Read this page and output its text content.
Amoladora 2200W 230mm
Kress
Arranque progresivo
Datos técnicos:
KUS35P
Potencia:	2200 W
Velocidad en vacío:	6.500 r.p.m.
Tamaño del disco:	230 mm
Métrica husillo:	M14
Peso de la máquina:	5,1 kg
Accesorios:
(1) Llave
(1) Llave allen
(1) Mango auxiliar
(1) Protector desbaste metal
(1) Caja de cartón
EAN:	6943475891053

===============

[Problem description]
Repeat every record, keeping each word and mark exactly as it is.

[Output of the task]
Read this page and output its text content.
Amoladora 2200W 230mm
Kress
Arranque progresivo
Datos técnicos:
KUS35P
Potencia:	2200 W
Velocidad en vacío:	6.500 r.p.m.
Tamaño del disco:	230 mm
Métrica husillo:	M14
Peso de la máquina:	5,1 kg
Accesorios:
(1) Llave
(1) Llave allen
(1) Mango auxiliar
(1) Protector desbaste metal
(1) Caja de cartón
EAN:	6943475891053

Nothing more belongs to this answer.